[GOAL]
Pictures aside, repeat every entry exactly.

::: DATA FOR PROCESSING :::

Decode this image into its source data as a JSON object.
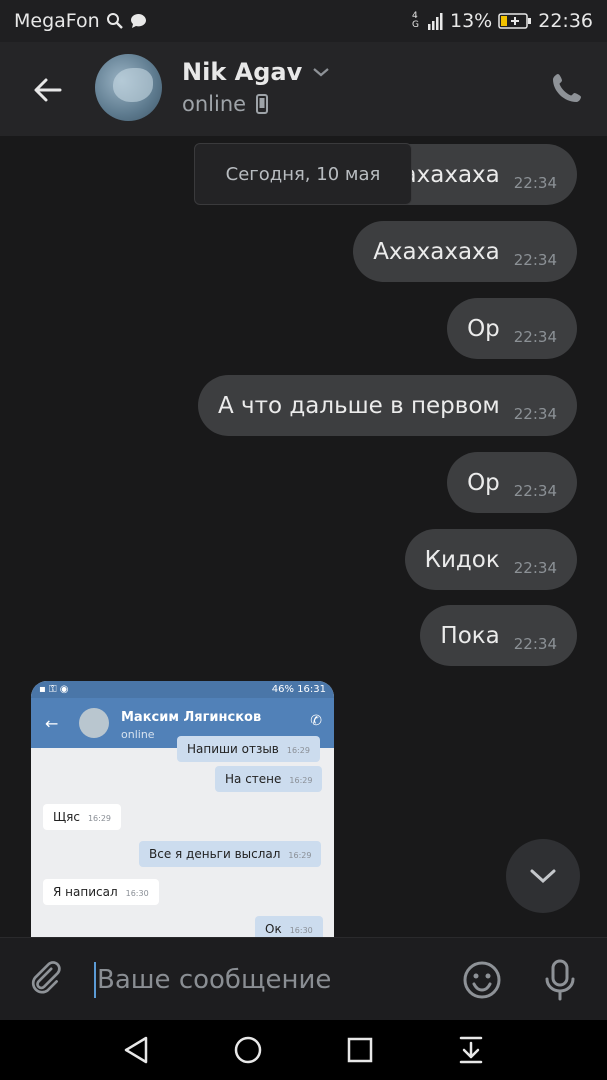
{
  "status_bar": {
    "carrier": "MegaFon",
    "network": "4G",
    "battery": "13%",
    "time": "22:36"
  },
  "header": {
    "contact_name": "Nik Agav",
    "contact_status": "online"
  },
  "date_separator": "Сегодня, 10 мая",
  "messages": [
    {
      "text": "Ахахахаха",
      "time": "22:34",
      "visible_text": "хахаха"
    },
    {
      "text": "Ахахахаха",
      "time": "22:34"
    },
    {
      "text": "Ор",
      "time": "22:34"
    },
    {
      "text": "А что дальше в первом",
      "time": "22:34"
    },
    {
      "text": "Ор",
      "time": "22:34"
    },
    {
      "text": "Кидок",
      "time": "22:34"
    },
    {
      "text": "Пока",
      "time": "22:34"
    }
  ],
  "photo_attachment": {
    "status_time": "16:31",
    "status_battery": "46%",
    "contact_name": "Максим Лягинсков",
    "contact_status": "online",
    "messages": [
      {
        "text": "Напиши отзыв",
        "time": "16:29",
        "out": true
      },
      {
        "text": "На стене",
        "time": "16:29",
        "out": true
      },
      {
        "text": "Щяс",
        "time": "16:29",
        "out": false
      },
      {
        "text": "Все я деньги выслал",
        "time": "16:29",
        "out": true
      },
      {
        "text": "Я написал",
        "time": "16:30",
        "out": false
      },
      {
        "text": "Ок",
        "time": "16:30",
        "out": true
      }
    ]
  },
  "composer": {
    "placeholder": "Ваше сообщение"
  },
  "colors": {
    "background": "#19191a",
    "bubble": "#3d3e40",
    "header": "#252527",
    "accent": "#5181b8"
  },
  "icons": {
    "back": "arrow-left-icon",
    "phone": "phone-icon",
    "attach": "paperclip-icon",
    "emoji": "smile-icon",
    "mic": "microphone-icon",
    "scroll": "chevron-down-icon"
  }
}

:::

[EXPECTED ANSWER]
Decode this image into its source data as a JSON object.
{
  "status_bar": {
    "carrier": "MegaFon",
    "network": "4G",
    "battery": "13%",
    "time": "22:36"
  },
  "header": {
    "contact_name": "Nik Agav",
    "contact_status": "online"
  },
  "date_separator": "Сегодня, 10 мая",
  "messages": [
    {
      "text": "Ахахахаха",
      "time": "22:34",
      "visible_text": "хахаха"
    },
    {
      "text": "Ахахахаха",
      "time": "22:34"
    },
    {
      "text": "Ор",
      "time": "22:34"
    },
    {
      "text": "А что дальше в первом",
      "time": "22:34"
    },
    {
      "text": "Ор",
      "time": "22:34"
    },
    {
      "text": "Кидок",
      "time": "22:34"
    },
    {
      "text": "Пока",
      "time": "22:34"
    }
  ],
  "photo_attachment": {
    "status_time": "16:31",
    "status_battery": "46%",
    "contact_name": "Максим Лягинсков",
    "contact_status": "online",
    "messages": [
      {
        "text": "Напиши отзыв",
        "time": "16:29",
        "out": true
      },
      {
        "text": "На стене",
        "time": "16:29",
        "out": true
      },
      {
        "text": "Щяс",
        "time": "16:29",
        "out": false
      },
      {
        "text": "Все я деньги выслал",
        "time": "16:29",
        "out": true
      },
      {
        "text": "Я написал",
        "time": "16:30",
        "out": false
      },
      {
        "text": "Ок",
        "time": "16:30",
        "out": true
      }
    ]
  },
  "composer": {
    "placeholder": "Ваше сообщение"
  },
  "colors": {
    "background": "#19191a",
    "bubble": "#3d3e40",
    "header": "#252527",
    "accent": "#5181b8"
  },
  "icons": {
    "back": "arrow-left-icon",
    "phone": "phone-icon",
    "attach": "paperclip-icon",
    "emoji": "smile-icon",
    "mic": "microphone-icon",
    "scroll": "chevron-down-icon"
  }
}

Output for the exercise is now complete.